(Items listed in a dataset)

"""

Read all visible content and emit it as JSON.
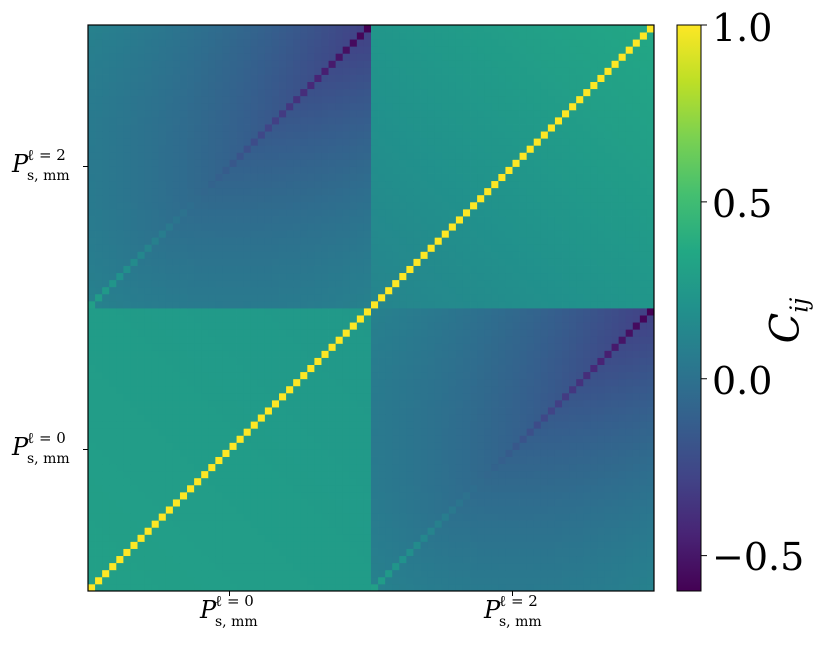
{
  "chart_data": {
    "type": "heatmap",
    "matrix_blocks": 2,
    "bins_per_block": 40,
    "block_labels": {
      "x": [
        {
          "main": "P",
          "sup": "ℓ = 0",
          "sub": "s, mm"
        },
        {
          "main": "P",
          "sup": "ℓ = 2",
          "sub": "s, mm"
        }
      ],
      "y": [
        {
          "main": "P",
          "sup": "ℓ = 0",
          "sub": "s, mm"
        },
        {
          "main": "P",
          "sup": "ℓ = 2",
          "sub": "s, mm"
        }
      ]
    },
    "block_correlation_estimates": {
      "monopole_monopole": {
        "diagonal": 1.0,
        "off_diagonal_low_k": 0.3,
        "off_diagonal_high_k": 0.25
      },
      "quadrupole_quadrupole": {
        "diagonal": 1.0,
        "off_diagonal_low_k": 0.12,
        "off_diagonal_high_k": 0.35
      },
      "monopole_quadrupole": {
        "diagonal_low_k": 0.3,
        "diagonal_high_k": -0.6,
        "off_diagonal_low_k": 0.1,
        "off_diagonal_high_k": -0.3
      }
    },
    "colorbar": {
      "label": "C",
      "label_sub": "ij",
      "range": [
        -0.6,
        1.0
      ],
      "ticks": [
        "−0.5",
        "0.0",
        "0.5",
        "1.0"
      ],
      "tick_values": [
        -0.5,
        0.0,
        0.5,
        1.0
      ],
      "colormap": "viridis"
    }
  }
}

"""

__OBJECTIVE__.
Copy every record above exactly, leaving out the pictures.

__REPLY__.
Read all visible content and emit it as JSON.
{
  "chart_data": {
    "type": "heatmap",
    "matrix_blocks": 2,
    "bins_per_block": 40,
    "block_labels": {
      "x": [
        {
          "main": "P",
          "sup": "ℓ = 0",
          "sub": "s, mm"
        },
        {
          "main": "P",
          "sup": "ℓ = 2",
          "sub": "s, mm"
        }
      ],
      "y": [
        {
          "main": "P",
          "sup": "ℓ = 0",
          "sub": "s, mm"
        },
        {
          "main": "P",
          "sup": "ℓ = 2",
          "sub": "s, mm"
        }
      ]
    },
    "block_correlation_estimates": {
      "monopole_monopole": {
        "diagonal": 1.0,
        "off_diagonal_low_k": 0.3,
        "off_diagonal_high_k": 0.25
      },
      "quadrupole_quadrupole": {
        "diagonal": 1.0,
        "off_diagonal_low_k": 0.12,
        "off_diagonal_high_k": 0.35
      },
      "monopole_quadrupole": {
        "diagonal_low_k": 0.3,
        "diagonal_high_k": -0.6,
        "off_diagonal_low_k": 0.1,
        "off_diagonal_high_k": -0.3
      }
    },
    "colorbar": {
      "label": "C",
      "label_sub": "ij",
      "range": [
        -0.6,
        1.0
      ],
      "ticks": [
        "−0.5",
        "0.0",
        "0.5",
        "1.0"
      ],
      "tick_values": [
        -0.5,
        0.0,
        0.5,
        1.0
      ],
      "colormap": "viridis"
    }
  }
}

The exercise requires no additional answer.